#### Task:
Print the entries verbatim, leaving out the images they contain.

#### Supplied records:
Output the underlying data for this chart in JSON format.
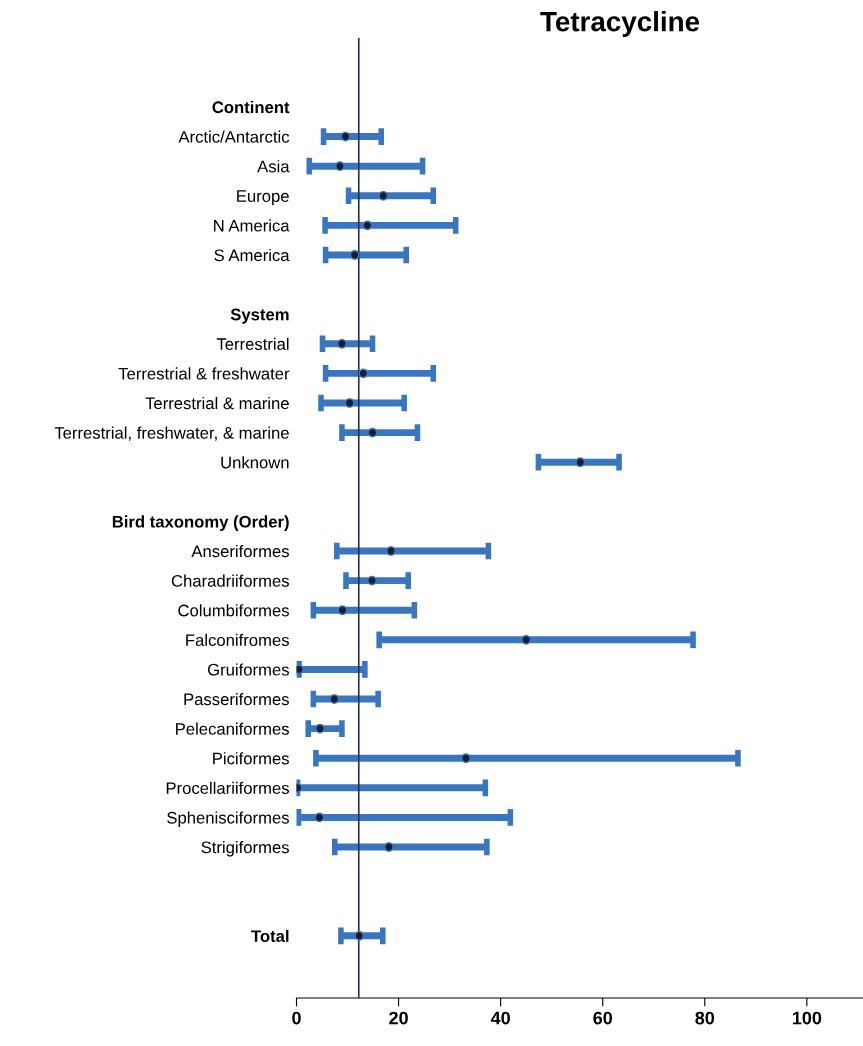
{
  "chart_data": {
    "type": "scatter",
    "title": "Tetracycline",
    "categories": [
      "Continent",
      "Arctic/Antarctic",
      "Asia",
      "Europe",
      "N America",
      "S America",
      null,
      "System",
      "Terrestrial",
      "Terrestrial & freshwater",
      "Terrestrial & marine",
      "Terrestrial, freshwater, & marine",
      "Unknown",
      null,
      "Bird taxonomy (Order)",
      "Anseriformes",
      "Charadriiformes",
      "Columbiformes",
      "Falconifromes",
      "Gruiformes",
      "Passeriformes",
      "Pelecaniformes",
      "Piciformes",
      "Procellariiformes",
      "Sphenisciformes",
      "Strigiformes",
      null,
      null,
      "Total"
    ],
    "orientation": "horizontal",
    "series": [
      {
        "color": "#3a76c0",
        "values": [
          null,
          9.6,
          8.5,
          17.0,
          13.9,
          11.4,
          null,
          null,
          8.9,
          13.1,
          10.4,
          14.9,
          55.6,
          null,
          null,
          18.5,
          14.8,
          9.0,
          45.0,
          0.5,
          7.4,
          4.6,
          33.2,
          0.2,
          4.5,
          18.1,
          null,
          null,
          12.3
        ],
        "errors": [
          null,
          [
            5.3,
            16.6
          ],
          [
            2.5,
            24.7
          ],
          [
            10.2,
            26.8
          ],
          [
            5.6,
            31.2
          ],
          [
            5.7,
            21.5
          ],
          null,
          null,
          [
            5.1,
            14.9
          ],
          [
            5.7,
            26.8
          ],
          [
            4.8,
            21.1
          ],
          [
            8.9,
            23.7
          ],
          [
            47.4,
            63.2
          ],
          null,
          null,
          [
            7.9,
            37.6
          ],
          [
            9.7,
            21.9
          ],
          [
            3.3,
            23.1
          ],
          [
            16.2,
            77.7
          ],
          [
            0.5,
            13.4
          ],
          [
            3.3,
            16.0
          ],
          [
            2.3,
            8.9
          ],
          [
            3.8,
            86.5
          ],
          [
            0.2,
            37.0
          ],
          [
            0.4,
            41.9
          ],
          [
            7.5,
            37.3
          ],
          null,
          null,
          [
            8.7,
            16.9
          ]
        ]
      }
    ],
    "xlim": [
      0,
      111
    ],
    "xticks": [
      0,
      20,
      40,
      60,
      80,
      100
    ],
    "ref_lines": [
      {
        "axis": "x",
        "value": 12.2,
        "color": "#2a2f5c"
      }
    ],
    "marker": "circle",
    "grid": false
  }
}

#### Written response:
Output the underlying data for this chart in JSON format.
{
  "chart_data": {
    "type": "scatter",
    "title": "Tetracycline",
    "categories": [
      "Continent",
      "Arctic/Antarctic",
      "Asia",
      "Europe",
      "N America",
      "S America",
      null,
      "System",
      "Terrestrial",
      "Terrestrial & freshwater",
      "Terrestrial & marine",
      "Terrestrial, freshwater, & marine",
      "Unknown",
      null,
      "Bird taxonomy (Order)",
      "Anseriformes",
      "Charadriiformes",
      "Columbiformes",
      "Falconifromes",
      "Gruiformes",
      "Passeriformes",
      "Pelecaniformes",
      "Piciformes",
      "Procellariiformes",
      "Sphenisciformes",
      "Strigiformes",
      null,
      null,
      "Total"
    ],
    "orientation": "horizontal",
    "series": [
      {
        "color": "#3a76c0",
        "values": [
          null,
          9.6,
          8.5,
          17.0,
          13.9,
          11.4,
          null,
          null,
          8.9,
          13.1,
          10.4,
          14.9,
          55.6,
          null,
          null,
          18.5,
          14.8,
          9.0,
          45.0,
          0.5,
          7.4,
          4.6,
          33.2,
          0.2,
          4.5,
          18.1,
          null,
          null,
          12.3
        ],
        "errors": [
          null,
          [
            5.3,
            16.6
          ],
          [
            2.5,
            24.7
          ],
          [
            10.2,
            26.8
          ],
          [
            5.6,
            31.2
          ],
          [
            5.7,
            21.5
          ],
          null,
          null,
          [
            5.1,
            14.9
          ],
          [
            5.7,
            26.8
          ],
          [
            4.8,
            21.1
          ],
          [
            8.9,
            23.7
          ],
          [
            47.4,
            63.2
          ],
          null,
          null,
          [
            7.9,
            37.6
          ],
          [
            9.7,
            21.9
          ],
          [
            3.3,
            23.1
          ],
          [
            16.2,
            77.7
          ],
          [
            0.5,
            13.4
          ],
          [
            3.3,
            16.0
          ],
          [
            2.3,
            8.9
          ],
          [
            3.8,
            86.5
          ],
          [
            0.2,
            37.0
          ],
          [
            0.4,
            41.9
          ],
          [
            7.5,
            37.3
          ],
          null,
          null,
          [
            8.7,
            16.9
          ]
        ]
      }
    ],
    "xlim": [
      0,
      111
    ],
    "xticks": [
      0,
      20,
      40,
      60,
      80,
      100
    ],
    "ref_lines": [
      {
        "axis": "x",
        "value": 12.2,
        "color": "#2a2f5c"
      }
    ],
    "marker": "circle",
    "grid": false
  }
}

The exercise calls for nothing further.